Task directions: Records follow. Copy every line with "this".

Supplied data:
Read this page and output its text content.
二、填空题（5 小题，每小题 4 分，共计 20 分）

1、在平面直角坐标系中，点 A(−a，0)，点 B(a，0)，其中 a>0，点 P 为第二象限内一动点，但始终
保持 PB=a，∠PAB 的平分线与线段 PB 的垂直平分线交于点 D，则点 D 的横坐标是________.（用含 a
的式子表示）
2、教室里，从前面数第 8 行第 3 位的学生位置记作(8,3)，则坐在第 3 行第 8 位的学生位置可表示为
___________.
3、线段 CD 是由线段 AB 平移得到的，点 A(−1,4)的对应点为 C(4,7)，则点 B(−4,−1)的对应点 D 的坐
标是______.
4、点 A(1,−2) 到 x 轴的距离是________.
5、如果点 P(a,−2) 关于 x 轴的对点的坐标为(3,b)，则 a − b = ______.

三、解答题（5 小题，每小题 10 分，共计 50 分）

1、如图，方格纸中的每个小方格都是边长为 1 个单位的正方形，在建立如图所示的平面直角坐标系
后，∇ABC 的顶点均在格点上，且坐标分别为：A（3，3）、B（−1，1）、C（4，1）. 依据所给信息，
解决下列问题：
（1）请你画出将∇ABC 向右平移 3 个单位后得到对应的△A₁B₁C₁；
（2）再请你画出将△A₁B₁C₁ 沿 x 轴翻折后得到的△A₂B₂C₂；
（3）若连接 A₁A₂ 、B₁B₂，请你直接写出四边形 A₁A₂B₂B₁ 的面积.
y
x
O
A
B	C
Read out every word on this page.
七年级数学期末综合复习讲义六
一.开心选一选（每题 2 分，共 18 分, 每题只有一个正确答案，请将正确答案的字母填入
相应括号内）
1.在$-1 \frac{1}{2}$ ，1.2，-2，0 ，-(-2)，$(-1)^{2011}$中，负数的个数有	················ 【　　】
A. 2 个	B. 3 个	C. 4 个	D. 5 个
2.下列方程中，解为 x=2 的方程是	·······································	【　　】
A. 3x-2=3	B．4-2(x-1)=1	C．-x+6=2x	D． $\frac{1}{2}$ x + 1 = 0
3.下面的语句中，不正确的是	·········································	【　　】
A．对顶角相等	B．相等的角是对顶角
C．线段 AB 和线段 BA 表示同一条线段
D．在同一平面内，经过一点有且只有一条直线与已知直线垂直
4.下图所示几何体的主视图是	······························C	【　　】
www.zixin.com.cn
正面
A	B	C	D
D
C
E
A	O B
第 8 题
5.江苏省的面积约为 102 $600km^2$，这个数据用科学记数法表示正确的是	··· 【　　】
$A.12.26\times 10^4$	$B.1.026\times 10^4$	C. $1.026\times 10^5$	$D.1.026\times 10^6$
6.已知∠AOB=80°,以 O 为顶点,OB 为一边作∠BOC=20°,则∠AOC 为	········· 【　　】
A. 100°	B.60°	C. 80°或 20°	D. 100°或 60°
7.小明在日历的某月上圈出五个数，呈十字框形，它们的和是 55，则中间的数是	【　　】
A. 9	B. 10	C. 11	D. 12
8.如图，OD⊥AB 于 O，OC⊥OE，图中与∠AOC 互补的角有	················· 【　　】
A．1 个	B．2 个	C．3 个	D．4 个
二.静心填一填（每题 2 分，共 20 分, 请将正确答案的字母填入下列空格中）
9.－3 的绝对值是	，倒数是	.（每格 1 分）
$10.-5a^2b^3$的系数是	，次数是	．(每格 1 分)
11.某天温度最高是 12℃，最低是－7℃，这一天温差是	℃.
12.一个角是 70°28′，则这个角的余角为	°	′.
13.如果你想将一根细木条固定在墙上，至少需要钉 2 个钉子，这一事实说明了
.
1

Finished answer:
Read this page and output its text content.
Read out every word on this page.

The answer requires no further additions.